'''

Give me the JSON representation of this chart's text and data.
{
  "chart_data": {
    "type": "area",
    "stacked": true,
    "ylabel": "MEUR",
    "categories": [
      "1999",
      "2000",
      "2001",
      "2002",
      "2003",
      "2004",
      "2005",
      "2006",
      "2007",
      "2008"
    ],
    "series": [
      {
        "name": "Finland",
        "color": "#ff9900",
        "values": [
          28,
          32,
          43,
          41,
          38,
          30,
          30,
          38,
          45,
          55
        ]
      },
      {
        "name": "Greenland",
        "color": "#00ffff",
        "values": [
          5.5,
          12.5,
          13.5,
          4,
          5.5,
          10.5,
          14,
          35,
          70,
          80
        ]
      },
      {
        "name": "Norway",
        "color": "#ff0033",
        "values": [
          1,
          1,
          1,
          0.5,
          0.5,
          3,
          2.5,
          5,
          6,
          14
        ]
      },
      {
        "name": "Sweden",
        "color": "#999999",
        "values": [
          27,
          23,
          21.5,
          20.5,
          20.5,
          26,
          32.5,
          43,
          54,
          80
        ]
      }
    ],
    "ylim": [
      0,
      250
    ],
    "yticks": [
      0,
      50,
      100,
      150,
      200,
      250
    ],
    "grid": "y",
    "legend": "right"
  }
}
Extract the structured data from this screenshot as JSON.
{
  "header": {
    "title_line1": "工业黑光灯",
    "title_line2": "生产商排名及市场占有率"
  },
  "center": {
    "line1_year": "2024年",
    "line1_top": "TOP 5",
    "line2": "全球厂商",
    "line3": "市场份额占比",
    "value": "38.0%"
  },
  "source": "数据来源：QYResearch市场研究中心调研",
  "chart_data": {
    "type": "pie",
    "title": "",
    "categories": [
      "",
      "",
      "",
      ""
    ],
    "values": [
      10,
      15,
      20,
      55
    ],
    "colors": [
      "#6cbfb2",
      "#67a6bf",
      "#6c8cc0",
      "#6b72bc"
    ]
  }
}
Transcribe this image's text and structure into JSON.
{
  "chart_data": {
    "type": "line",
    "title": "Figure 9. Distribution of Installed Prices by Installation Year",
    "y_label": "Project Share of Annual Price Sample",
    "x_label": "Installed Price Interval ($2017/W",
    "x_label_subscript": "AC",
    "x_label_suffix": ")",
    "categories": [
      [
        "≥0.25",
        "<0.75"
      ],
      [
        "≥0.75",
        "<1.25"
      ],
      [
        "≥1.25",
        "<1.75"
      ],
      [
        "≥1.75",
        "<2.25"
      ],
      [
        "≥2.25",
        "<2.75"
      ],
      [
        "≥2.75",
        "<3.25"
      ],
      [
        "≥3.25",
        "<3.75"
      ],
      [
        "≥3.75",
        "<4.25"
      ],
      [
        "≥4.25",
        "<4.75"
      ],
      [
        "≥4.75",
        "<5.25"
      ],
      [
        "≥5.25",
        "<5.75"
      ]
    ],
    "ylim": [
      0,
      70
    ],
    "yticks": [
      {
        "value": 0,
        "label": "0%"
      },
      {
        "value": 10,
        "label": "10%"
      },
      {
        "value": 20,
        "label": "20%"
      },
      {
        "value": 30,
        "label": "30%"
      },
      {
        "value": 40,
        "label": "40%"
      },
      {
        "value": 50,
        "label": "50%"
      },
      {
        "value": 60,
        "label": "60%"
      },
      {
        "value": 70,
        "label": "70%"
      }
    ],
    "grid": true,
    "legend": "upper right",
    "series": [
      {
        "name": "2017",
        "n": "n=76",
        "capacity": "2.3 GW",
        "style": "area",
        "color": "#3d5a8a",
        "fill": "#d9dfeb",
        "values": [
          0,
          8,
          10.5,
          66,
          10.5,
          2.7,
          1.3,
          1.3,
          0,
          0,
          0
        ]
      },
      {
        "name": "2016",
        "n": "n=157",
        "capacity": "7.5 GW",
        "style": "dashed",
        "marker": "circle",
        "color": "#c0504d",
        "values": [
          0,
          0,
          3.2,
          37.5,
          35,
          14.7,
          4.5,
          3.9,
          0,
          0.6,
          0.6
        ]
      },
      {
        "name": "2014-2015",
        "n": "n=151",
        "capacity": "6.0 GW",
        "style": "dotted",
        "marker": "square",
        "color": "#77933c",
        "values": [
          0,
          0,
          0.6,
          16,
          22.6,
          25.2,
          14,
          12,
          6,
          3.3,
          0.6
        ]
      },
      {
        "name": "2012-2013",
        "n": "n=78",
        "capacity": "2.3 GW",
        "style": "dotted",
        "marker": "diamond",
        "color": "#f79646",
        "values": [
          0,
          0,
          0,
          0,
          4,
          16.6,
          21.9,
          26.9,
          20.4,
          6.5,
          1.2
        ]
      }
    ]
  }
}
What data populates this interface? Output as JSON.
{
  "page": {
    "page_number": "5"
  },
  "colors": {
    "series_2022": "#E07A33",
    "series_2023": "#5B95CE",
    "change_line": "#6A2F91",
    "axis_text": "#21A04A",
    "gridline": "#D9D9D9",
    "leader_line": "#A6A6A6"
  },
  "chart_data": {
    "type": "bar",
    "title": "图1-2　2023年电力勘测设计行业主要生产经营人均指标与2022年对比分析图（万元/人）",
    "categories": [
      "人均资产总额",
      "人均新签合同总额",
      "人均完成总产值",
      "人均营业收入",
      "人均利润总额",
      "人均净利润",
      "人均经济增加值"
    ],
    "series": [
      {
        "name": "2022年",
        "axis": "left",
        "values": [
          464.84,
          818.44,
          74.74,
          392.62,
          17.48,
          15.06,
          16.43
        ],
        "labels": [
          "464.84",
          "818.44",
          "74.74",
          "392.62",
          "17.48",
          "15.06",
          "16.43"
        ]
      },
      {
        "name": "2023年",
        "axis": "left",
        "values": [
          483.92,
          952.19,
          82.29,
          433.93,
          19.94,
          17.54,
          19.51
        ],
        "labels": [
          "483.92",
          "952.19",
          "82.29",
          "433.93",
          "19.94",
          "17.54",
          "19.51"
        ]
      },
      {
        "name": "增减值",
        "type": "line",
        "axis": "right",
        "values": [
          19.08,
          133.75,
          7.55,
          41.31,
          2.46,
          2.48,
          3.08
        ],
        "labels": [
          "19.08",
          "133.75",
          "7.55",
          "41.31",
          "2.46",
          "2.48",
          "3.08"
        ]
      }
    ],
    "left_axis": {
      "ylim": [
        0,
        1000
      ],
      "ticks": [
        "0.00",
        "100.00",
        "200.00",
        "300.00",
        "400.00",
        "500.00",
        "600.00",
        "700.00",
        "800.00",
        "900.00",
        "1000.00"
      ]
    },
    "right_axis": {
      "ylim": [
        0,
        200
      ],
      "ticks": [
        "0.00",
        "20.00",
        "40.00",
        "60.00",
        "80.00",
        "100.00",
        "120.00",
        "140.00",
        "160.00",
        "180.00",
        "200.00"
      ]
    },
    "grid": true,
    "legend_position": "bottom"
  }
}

'''

[STATED PROBLEM] Give the records above again, word for word.

[EXERCISE ANSWER]
Give me the JSON representation of this chart's text and data.
{
  "chart_data": {
    "type": "area",
    "stacked": true,
    "ylabel": "MEUR",
    "categories": [
      "1999",
      "2000",
      "2001",
      "2002",
      "2003",
      "2004",
      "2005",
      "2006",
      "2007",
      "2008"
    ],
    "series": [
      {
        "name": "Finland",
        "color": "#ff9900",
        "values": [
          28,
          32,
          43,
          41,
          38,
          30,
          30,
          38,
          45,
          55
        ]
      },
      {
        "name": "Greenland",
        "color": "#00ffff",
        "values": [
          5.5,
          12.5,
          13.5,
          4,
          5.5,
          10.5,
          14,
          35,
          70,
          80
        ]
      },
      {
        "name": "Norway",
        "color": "#ff0033",
        "values": [
          1,
          1,
          1,
          0.5,
          0.5,
          3,
          2.5,
          5,
          6,
          14
        ]
      },
      {
        "name": "Sweden",
        "color": "#999999",
        "values": [
          27,
          23,
          21.5,
          20.5,
          20.5,
          26,
          32.5,
          43,
          54,
          80
        ]
      }
    ],
    "ylim": [
      0,
      250
    ],
    "yticks": [
      0,
      50,
      100,
      150,
      200,
      250
    ],
    "grid": "y",
    "legend": "right"
  }
}
Extract the structured data from this screenshot as JSON.
{
  "header": {
    "title_line1": "工业黑光灯",
    "title_line2": "生产商排名及市场占有率"
  },
  "center": {
    "line1_year": "2024年",
    "line1_top": "TOP 5",
    "line2": "全球厂商",
    "line3": "市场份额占比",
    "value": "38.0%"
  },
  "source": "数据来源：QYResearch市场研究中心调研",
  "chart_data": {
    "type": "pie",
    "title": "",
    "categories": [
      "",
      "",
      "",
      ""
    ],
    "values": [
      10,
      15,
      20,
      55
    ],
    "colors": [
      "#6cbfb2",
      "#67a6bf",
      "#6c8cc0",
      "#6b72bc"
    ]
  }
}
Transcribe this image's text and structure into JSON.
{
  "chart_data": {
    "type": "line",
    "title": "Figure 9. Distribution of Installed Prices by Installation Year",
    "y_label": "Project Share of Annual Price Sample",
    "x_label": "Installed Price Interval ($2017/W",
    "x_label_subscript": "AC",
    "x_label_suffix": ")",
    "categories": [
      [
        "≥0.25",
        "<0.75"
      ],
      [
        "≥0.75",
        "<1.25"
      ],
      [
        "≥1.25",
        "<1.75"
      ],
      [
        "≥1.75",
        "<2.25"
      ],
      [
        "≥2.25",
        "<2.75"
      ],
      [
        "≥2.75",
        "<3.25"
      ],
      [
        "≥3.25",
        "<3.75"
      ],
      [
        "≥3.75",
        "<4.25"
      ],
      [
        "≥4.25",
        "<4.75"
      ],
      [
        "≥4.75",
        "<5.25"
      ],
      [
        "≥5.25",
        "<5.75"
      ]
    ],
    "ylim": [
      0,
      70
    ],
    "yticks": [
      {
        "value": 0,
        "label": "0%"
      },
      {
        "value": 10,
        "label": "10%"
      },
      {
        "value": 20,
        "label": "20%"
      },
      {
        "value": 30,
        "label": "30%"
      },
      {
        "value": 40,
        "label": "40%"
      },
      {
        "value": 50,
        "label": "50%"
      },
      {
        "value": 60,
        "label": "60%"
      },
      {
        "value": 70,
        "label": "70%"
      }
    ],
    "grid": true,
    "legend": "upper right",
    "series": [
      {
        "name": "2017",
        "n": "n=76",
        "capacity": "2.3 GW",
        "style": "area",
        "color": "#3d5a8a",
        "fill": "#d9dfeb",
        "values": [
          0,
          8,
          10.5,
          66,
          10.5,
          2.7,
          1.3,
          1.3,
          0,
          0,
          0
        ]
      },
      {
        "name": "2016",
        "n": "n=157",
        "capacity": "7.5 GW",
        "style": "dashed",
        "marker": "circle",
        "color": "#c0504d",
        "values": [
          0,
          0,
          3.2,
          37.5,
          35,
          14.7,
          4.5,
          3.9,
          0,
          0.6,
          0.6
        ]
      },
      {
        "name": "2014-2015",
        "n": "n=151",
        "capacity": "6.0 GW",
        "style": "dotted",
        "marker": "square",
        "color": "#77933c",
        "values": [
          0,
          0,
          0.6,
          16,
          22.6,
          25.2,
          14,
          12,
          6,
          3.3,
          0.6
        ]
      },
      {
        "name": "2012-2013",
        "n": "n=78",
        "capacity": "2.3 GW",
        "style": "dotted",
        "marker": "diamond",
        "color": "#f79646",
        "values": [
          0,
          0,
          0,
          0,
          4,
          16.6,
          21.9,
          26.9,
          20.4,
          6.5,
          1.2
        ]
      }
    ]
  }
}
What data populates this interface? Output as JSON.
{
  "page": {
    "page_number": "5"
  },
  "colors": {
    "series_2022": "#E07A33",
    "series_2023": "#5B95CE",
    "change_line": "#6A2F91",
    "axis_text": "#21A04A",
    "gridline": "#D9D9D9",
    "leader_line": "#A6A6A6"
  },
  "chart_data": {
    "type": "bar",
    "title": "图1-2　2023年电力勘测设计行业主要生产经营人均指标与2022年对比分析图（万元/人）",
    "categories": [
      "人均资产总额",
      "人均新签合同总额",
      "人均完成总产值",
      "人均营业收入",
      "人均利润总额",
      "人均净利润",
      "人均经济增加值"
    ],
    "series": [
      {
        "name": "2022年",
        "axis": "left",
        "values": [
          464.84,
          818.44,
          74.74,
          392.62,
          17.48,
          15.06,
          16.43
        ],
        "labels": [
          "464.84",
          "818.44",
          "74.74",
          "392.62",
          "17.48",
          "15.06",
          "16.43"
        ]
      },
      {
        "name": "2023年",
        "axis": "left",
        "values": [
          483.92,
          952.19,
          82.29,
          433.93,
          19.94,
          17.54,
          19.51
        ],
        "labels": [
          "483.92",
          "952.19",
          "82.29",
          "433.93",
          "19.94",
          "17.54",
          "19.51"
        ]
      },
      {
        "name": "增减值",
        "type": "line",
        "axis": "right",
        "values": [
          19.08,
          133.75,
          7.55,
          41.31,
          2.46,
          2.48,
          3.08
        ],
        "labels": [
          "19.08",
          "133.75",
          "7.55",
          "41.31",
          "2.46",
          "2.48",
          "3.08"
        ]
      }
    ],
    "left_axis": {
      "ylim": [
        0,
        1000
      ],
      "ticks": [
        "0.00",
        "100.00",
        "200.00",
        "300.00",
        "400.00",
        "500.00",
        "600.00",
        "700.00",
        "800.00",
        "900.00",
        "1000.00"
      ]
    },
    "right_axis": {
      "ylim": [
        0,
        200
      ],
      "ticks": [
        "0.00",
        "20.00",
        "40.00",
        "60.00",
        "80.00",
        "100.00",
        "120.00",
        "140.00",
        "160.00",
        "180.00",
        "200.00"
      ]
    },
    "grid": true,
    "legend_position": "bottom"
  }
}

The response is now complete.